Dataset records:
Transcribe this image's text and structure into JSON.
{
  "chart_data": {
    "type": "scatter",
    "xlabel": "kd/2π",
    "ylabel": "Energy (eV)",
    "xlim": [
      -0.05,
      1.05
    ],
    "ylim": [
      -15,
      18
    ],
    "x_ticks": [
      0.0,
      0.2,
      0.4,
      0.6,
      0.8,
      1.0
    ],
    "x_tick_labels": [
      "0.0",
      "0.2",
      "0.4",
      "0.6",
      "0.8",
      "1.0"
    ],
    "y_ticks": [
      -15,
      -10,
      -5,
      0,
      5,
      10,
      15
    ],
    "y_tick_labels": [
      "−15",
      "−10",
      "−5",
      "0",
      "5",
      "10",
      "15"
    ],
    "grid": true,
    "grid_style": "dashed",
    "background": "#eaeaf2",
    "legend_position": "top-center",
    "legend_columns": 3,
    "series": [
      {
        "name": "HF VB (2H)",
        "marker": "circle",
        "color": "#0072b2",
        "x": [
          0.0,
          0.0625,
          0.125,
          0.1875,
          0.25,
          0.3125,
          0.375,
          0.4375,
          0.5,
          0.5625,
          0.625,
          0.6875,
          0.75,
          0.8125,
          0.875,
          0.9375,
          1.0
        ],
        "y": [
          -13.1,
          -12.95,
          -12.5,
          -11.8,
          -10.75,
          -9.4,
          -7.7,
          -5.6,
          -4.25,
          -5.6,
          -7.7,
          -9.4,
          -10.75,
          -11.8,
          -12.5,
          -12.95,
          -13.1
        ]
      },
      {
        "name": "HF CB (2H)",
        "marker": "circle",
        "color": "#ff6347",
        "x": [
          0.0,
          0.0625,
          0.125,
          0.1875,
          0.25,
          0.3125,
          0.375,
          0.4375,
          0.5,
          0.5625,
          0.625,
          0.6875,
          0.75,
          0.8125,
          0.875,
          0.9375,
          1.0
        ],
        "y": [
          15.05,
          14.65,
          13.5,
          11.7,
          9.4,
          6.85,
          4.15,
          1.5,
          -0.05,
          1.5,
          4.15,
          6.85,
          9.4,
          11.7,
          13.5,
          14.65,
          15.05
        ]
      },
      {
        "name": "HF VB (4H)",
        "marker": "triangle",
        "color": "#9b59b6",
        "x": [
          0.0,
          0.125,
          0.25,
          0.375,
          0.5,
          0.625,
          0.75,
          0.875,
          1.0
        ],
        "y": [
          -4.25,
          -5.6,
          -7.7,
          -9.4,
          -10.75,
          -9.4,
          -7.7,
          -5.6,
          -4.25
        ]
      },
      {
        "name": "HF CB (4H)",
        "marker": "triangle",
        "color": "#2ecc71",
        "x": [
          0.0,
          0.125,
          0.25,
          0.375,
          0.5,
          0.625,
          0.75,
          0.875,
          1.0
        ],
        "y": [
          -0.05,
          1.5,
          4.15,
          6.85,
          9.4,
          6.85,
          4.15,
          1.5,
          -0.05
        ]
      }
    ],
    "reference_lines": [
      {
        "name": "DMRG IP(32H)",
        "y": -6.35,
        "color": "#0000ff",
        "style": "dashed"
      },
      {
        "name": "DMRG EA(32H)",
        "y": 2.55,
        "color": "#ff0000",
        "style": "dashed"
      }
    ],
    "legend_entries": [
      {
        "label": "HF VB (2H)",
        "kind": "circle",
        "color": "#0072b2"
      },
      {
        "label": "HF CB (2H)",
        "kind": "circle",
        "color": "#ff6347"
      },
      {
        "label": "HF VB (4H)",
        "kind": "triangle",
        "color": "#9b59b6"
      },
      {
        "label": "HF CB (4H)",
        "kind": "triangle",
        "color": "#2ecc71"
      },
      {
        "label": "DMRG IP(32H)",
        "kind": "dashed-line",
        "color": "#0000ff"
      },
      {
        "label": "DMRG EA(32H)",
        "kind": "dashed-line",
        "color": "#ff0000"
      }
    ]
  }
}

WHAT TO WORK ON:
Every record above should be copied exactly.

TASK ANSWER:
Transcribe this image's text and structure into JSON.
{
  "chart_data": {
    "type": "scatter",
    "xlabel": "kd/2π",
    "ylabel": "Energy (eV)",
    "xlim": [
      -0.05,
      1.05
    ],
    "ylim": [
      -15,
      18
    ],
    "x_ticks": [
      0.0,
      0.2,
      0.4,
      0.6,
      0.8,
      1.0
    ],
    "x_tick_labels": [
      "0.0",
      "0.2",
      "0.4",
      "0.6",
      "0.8",
      "1.0"
    ],
    "y_ticks": [
      -15,
      -10,
      -5,
      0,
      5,
      10,
      15
    ],
    "y_tick_labels": [
      "−15",
      "−10",
      "−5",
      "0",
      "5",
      "10",
      "15"
    ],
    "grid": true,
    "grid_style": "dashed",
    "background": "#eaeaf2",
    "legend_position": "top-center",
    "legend_columns": 3,
    "series": [
      {
        "name": "HF VB (2H)",
        "marker": "circle",
        "color": "#0072b2",
        "x": [
          0.0,
          0.0625,
          0.125,
          0.1875,
          0.25,
          0.3125,
          0.375,
          0.4375,
          0.5,
          0.5625,
          0.625,
          0.6875,
          0.75,
          0.8125,
          0.875,
          0.9375,
          1.0
        ],
        "y": [
          -13.1,
          -12.95,
          -12.5,
          -11.8,
          -10.75,
          -9.4,
          -7.7,
          -5.6,
          -4.25,
          -5.6,
          -7.7,
          -9.4,
          -10.75,
          -11.8,
          -12.5,
          -12.95,
          -13.1
        ]
      },
      {
        "name": "HF CB (2H)",
        "marker": "circle",
        "color": "#ff6347",
        "x": [
          0.0,
          0.0625,
          0.125,
          0.1875,
          0.25,
          0.3125,
          0.375,
          0.4375,
          0.5,
          0.5625,
          0.625,
          0.6875,
          0.75,
          0.8125,
          0.875,
          0.9375,
          1.0
        ],
        "y": [
          15.05,
          14.65,
          13.5,
          11.7,
          9.4,
          6.85,
          4.15,
          1.5,
          -0.05,
          1.5,
          4.15,
          6.85,
          9.4,
          11.7,
          13.5,
          14.65,
          15.05
        ]
      },
      {
        "name": "HF VB (4H)",
        "marker": "triangle",
        "color": "#9b59b6",
        "x": [
          0.0,
          0.125,
          0.25,
          0.375,
          0.5,
          0.625,
          0.75,
          0.875,
          1.0
        ],
        "y": [
          -4.25,
          -5.6,
          -7.7,
          -9.4,
          -10.75,
          -9.4,
          -7.7,
          -5.6,
          -4.25
        ]
      },
      {
        "name": "HF CB (4H)",
        "marker": "triangle",
        "color": "#2ecc71",
        "x": [
          0.0,
          0.125,
          0.25,
          0.375,
          0.5,
          0.625,
          0.75,
          0.875,
          1.0
        ],
        "y": [
          -0.05,
          1.5,
          4.15,
          6.85,
          9.4,
          6.85,
          4.15,
          1.5,
          -0.05
        ]
      }
    ],
    "reference_lines": [
      {
        "name": "DMRG IP(32H)",
        "y": -6.35,
        "color": "#0000ff",
        "style": "dashed"
      },
      {
        "name": "DMRG EA(32H)",
        "y": 2.55,
        "color": "#ff0000",
        "style": "dashed"
      }
    ],
    "legend_entries": [
      {
        "label": "HF VB (2H)",
        "kind": "circle",
        "color": "#0072b2"
      },
      {
        "label": "HF CB (2H)",
        "kind": "circle",
        "color": "#ff6347"
      },
      {
        "label": "HF VB (4H)",
        "kind": "triangle",
        "color": "#9b59b6"
      },
      {
        "label": "HF CB (4H)",
        "kind": "triangle",
        "color": "#2ecc71"
      },
      {
        "label": "DMRG IP(32H)",
        "kind": "dashed-line",
        "color": "#0000ff"
      },
      {
        "label": "DMRG EA(32H)",
        "kind": "dashed-line",
        "color": "#ff0000"
      }
    ]
  }
}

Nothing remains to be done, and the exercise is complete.